-- Rows from a figure dataset --

******

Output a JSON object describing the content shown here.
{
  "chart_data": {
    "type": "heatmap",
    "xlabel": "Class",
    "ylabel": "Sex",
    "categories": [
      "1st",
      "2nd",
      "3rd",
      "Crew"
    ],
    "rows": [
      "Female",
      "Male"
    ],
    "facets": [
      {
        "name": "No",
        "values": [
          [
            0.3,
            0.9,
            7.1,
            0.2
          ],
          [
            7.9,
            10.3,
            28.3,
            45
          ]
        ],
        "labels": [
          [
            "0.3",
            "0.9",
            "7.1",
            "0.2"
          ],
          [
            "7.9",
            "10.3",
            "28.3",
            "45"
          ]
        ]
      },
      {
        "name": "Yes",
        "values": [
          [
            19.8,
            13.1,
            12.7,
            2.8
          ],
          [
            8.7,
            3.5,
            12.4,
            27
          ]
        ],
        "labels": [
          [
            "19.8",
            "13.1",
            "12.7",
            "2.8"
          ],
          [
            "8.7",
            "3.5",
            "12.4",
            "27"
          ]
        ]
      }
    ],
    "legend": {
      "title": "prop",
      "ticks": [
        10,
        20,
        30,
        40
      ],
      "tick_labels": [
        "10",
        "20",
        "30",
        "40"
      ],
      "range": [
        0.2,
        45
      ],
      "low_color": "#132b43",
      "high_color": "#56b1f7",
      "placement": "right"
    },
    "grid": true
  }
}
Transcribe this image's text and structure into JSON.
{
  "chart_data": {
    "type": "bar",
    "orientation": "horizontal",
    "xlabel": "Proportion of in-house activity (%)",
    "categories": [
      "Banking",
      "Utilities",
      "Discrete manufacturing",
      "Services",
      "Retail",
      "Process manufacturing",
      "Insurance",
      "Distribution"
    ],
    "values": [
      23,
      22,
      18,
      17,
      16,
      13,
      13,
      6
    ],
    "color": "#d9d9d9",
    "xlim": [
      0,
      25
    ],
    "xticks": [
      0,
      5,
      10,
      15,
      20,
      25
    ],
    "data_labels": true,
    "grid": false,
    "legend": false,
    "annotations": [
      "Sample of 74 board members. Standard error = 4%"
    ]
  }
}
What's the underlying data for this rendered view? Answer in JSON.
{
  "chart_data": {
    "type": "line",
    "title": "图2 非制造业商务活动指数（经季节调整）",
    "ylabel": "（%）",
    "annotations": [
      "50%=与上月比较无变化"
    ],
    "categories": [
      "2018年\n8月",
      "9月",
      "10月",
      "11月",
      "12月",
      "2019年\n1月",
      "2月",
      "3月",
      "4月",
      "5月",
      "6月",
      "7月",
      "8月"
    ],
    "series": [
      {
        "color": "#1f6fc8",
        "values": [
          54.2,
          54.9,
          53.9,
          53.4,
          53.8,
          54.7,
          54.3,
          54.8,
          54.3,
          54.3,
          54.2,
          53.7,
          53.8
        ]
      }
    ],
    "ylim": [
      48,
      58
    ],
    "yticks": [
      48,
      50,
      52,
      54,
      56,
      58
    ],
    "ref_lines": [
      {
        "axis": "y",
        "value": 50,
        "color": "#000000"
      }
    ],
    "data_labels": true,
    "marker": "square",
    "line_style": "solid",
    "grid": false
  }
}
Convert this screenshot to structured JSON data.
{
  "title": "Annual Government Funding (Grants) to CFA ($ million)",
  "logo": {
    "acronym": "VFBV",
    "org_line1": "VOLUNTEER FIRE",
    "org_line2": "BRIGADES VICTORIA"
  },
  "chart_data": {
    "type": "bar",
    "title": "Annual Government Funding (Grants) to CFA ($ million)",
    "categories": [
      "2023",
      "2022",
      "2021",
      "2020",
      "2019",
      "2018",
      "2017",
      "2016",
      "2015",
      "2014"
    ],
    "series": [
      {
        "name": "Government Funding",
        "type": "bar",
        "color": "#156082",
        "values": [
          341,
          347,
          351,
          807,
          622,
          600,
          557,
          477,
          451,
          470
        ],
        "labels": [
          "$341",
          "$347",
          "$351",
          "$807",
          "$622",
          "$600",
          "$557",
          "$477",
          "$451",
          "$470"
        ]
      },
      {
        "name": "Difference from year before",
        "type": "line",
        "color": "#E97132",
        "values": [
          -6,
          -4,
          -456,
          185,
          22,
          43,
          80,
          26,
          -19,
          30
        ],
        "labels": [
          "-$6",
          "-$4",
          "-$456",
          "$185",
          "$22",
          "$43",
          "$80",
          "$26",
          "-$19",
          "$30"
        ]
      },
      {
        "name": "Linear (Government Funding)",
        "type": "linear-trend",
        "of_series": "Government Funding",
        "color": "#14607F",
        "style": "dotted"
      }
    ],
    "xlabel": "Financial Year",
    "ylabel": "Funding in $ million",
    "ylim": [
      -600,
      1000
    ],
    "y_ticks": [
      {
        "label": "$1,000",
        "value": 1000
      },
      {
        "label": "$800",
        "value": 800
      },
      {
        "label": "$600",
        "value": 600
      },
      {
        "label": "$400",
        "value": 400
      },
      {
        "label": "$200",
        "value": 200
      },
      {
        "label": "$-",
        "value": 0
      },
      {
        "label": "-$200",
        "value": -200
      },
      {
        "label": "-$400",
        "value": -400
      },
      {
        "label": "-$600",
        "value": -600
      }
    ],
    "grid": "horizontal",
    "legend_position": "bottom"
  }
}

******

-- What you need to do --
Write out the material from the first line to the last, exactly.

-- Answer below --
Output a JSON object describing the content shown here.
{
  "chart_data": {
    "type": "heatmap",
    "xlabel": "Class",
    "ylabel": "Sex",
    "categories": [
      "1st",
      "2nd",
      "3rd",
      "Crew"
    ],
    "rows": [
      "Female",
      "Male"
    ],
    "facets": [
      {
        "name": "No",
        "values": [
          [
            0.3,
            0.9,
            7.1,
            0.2
          ],
          [
            7.9,
            10.3,
            28.3,
            45
          ]
        ],
        "labels": [
          [
            "0.3",
            "0.9",
            "7.1",
            "0.2"
          ],
          [
            "7.9",
            "10.3",
            "28.3",
            "45"
          ]
        ]
      },
      {
        "name": "Yes",
        "values": [
          [
            19.8,
            13.1,
            12.7,
            2.8
          ],
          [
            8.7,
            3.5,
            12.4,
            27
          ]
        ],
        "labels": [
          [
            "19.8",
            "13.1",
            "12.7",
            "2.8"
          ],
          [
            "8.7",
            "3.5",
            "12.4",
            "27"
          ]
        ]
      }
    ],
    "legend": {
      "title": "prop",
      "ticks": [
        10,
        20,
        30,
        40
      ],
      "tick_labels": [
        "10",
        "20",
        "30",
        "40"
      ],
      "range": [
        0.2,
        45
      ],
      "low_color": "#132b43",
      "high_color": "#56b1f7",
      "placement": "right"
    },
    "grid": true
  }
}
Transcribe this image's text and structure into JSON.
{
  "chart_data": {
    "type": "bar",
    "orientation": "horizontal",
    "xlabel": "Proportion of in-house activity (%)",
    "categories": [
      "Banking",
      "Utilities",
      "Discrete manufacturing",
      "Services",
      "Retail",
      "Process manufacturing",
      "Insurance",
      "Distribution"
    ],
    "values": [
      23,
      22,
      18,
      17,
      16,
      13,
      13,
      6
    ],
    "color": "#d9d9d9",
    "xlim": [
      0,
      25
    ],
    "xticks": [
      0,
      5,
      10,
      15,
      20,
      25
    ],
    "data_labels": true,
    "grid": false,
    "legend": false,
    "annotations": [
      "Sample of 74 board members. Standard error = 4%"
    ]
  }
}
What's the underlying data for this rendered view? Answer in JSON.
{
  "chart_data": {
    "type": "line",
    "title": "图2 非制造业商务活动指数（经季节调整）",
    "ylabel": "（%）",
    "annotations": [
      "50%=与上月比较无变化"
    ],
    "categories": [
      "2018年\n8月",
      "9月",
      "10月",
      "11月",
      "12月",
      "2019年\n1月",
      "2月",
      "3月",
      "4月",
      "5月",
      "6月",
      "7月",
      "8月"
    ],
    "series": [
      {
        "color": "#1f6fc8",
        "values": [
          54.2,
          54.9,
          53.9,
          53.4,
          53.8,
          54.7,
          54.3,
          54.8,
          54.3,
          54.3,
          54.2,
          53.7,
          53.8
        ]
      }
    ],
    "ylim": [
      48,
      58
    ],
    "yticks": [
      48,
      50,
      52,
      54,
      56,
      58
    ],
    "ref_lines": [
      {
        "axis": "y",
        "value": 50,
        "color": "#000000"
      }
    ],
    "data_labels": true,
    "marker": "square",
    "line_style": "solid",
    "grid": false
  }
}
Convert this screenshot to structured JSON data.
{
  "title": "Annual Government Funding (Grants) to CFA ($ million)",
  "logo": {
    "acronym": "VFBV",
    "org_line1": "VOLUNTEER FIRE",
    "org_line2": "BRIGADES VICTORIA"
  },
  "chart_data": {
    "type": "bar",
    "title": "Annual Government Funding (Grants) to CFA ($ million)",
    "categories": [
      "2023",
      "2022",
      "2021",
      "2020",
      "2019",
      "2018",
      "2017",
      "2016",
      "2015",
      "2014"
    ],
    "series": [
      {
        "name": "Government Funding",
        "type": "bar",
        "color": "#156082",
        "values": [
          341,
          347,
          351,
          807,
          622,
          600,
          557,
          477,
          451,
          470
        ],
        "labels": [
          "$341",
          "$347",
          "$351",
          "$807",
          "$622",
          "$600",
          "$557",
          "$477",
          "$451",
          "$470"
        ]
      },
      {
        "name": "Difference from year before",
        "type": "line",
        "color": "#E97132",
        "values": [
          -6,
          -4,
          -456,
          185,
          22,
          43,
          80,
          26,
          -19,
          30
        ],
        "labels": [
          "-$6",
          "-$4",
          "-$456",
          "$185",
          "$22",
          "$43",
          "$80",
          "$26",
          "-$19",
          "$30"
        ]
      },
      {
        "name": "Linear (Government Funding)",
        "type": "linear-trend",
        "of_series": "Government Funding",
        "color": "#14607F",
        "style": "dotted"
      }
    ],
    "xlabel": "Financial Year",
    "ylabel": "Funding in $ million",
    "ylim": [
      -600,
      1000
    ],
    "y_ticks": [
      {
        "label": "$1,000",
        "value": 1000
      },
      {
        "label": "$800",
        "value": 800
      },
      {
        "label": "$600",
        "value": 600
      },
      {
        "label": "$400",
        "value": 400
      },
      {
        "label": "$200",
        "value": 200
      },
      {
        "label": "$-",
        "value": 0
      },
      {
        "label": "-$200",
        "value": -200
      },
      {
        "label": "-$400",
        "value": -400
      },
      {
        "label": "-$600",
        "value": -600
      }
    ],
    "grid": "horizontal",
    "legend_position": "bottom"
  }
}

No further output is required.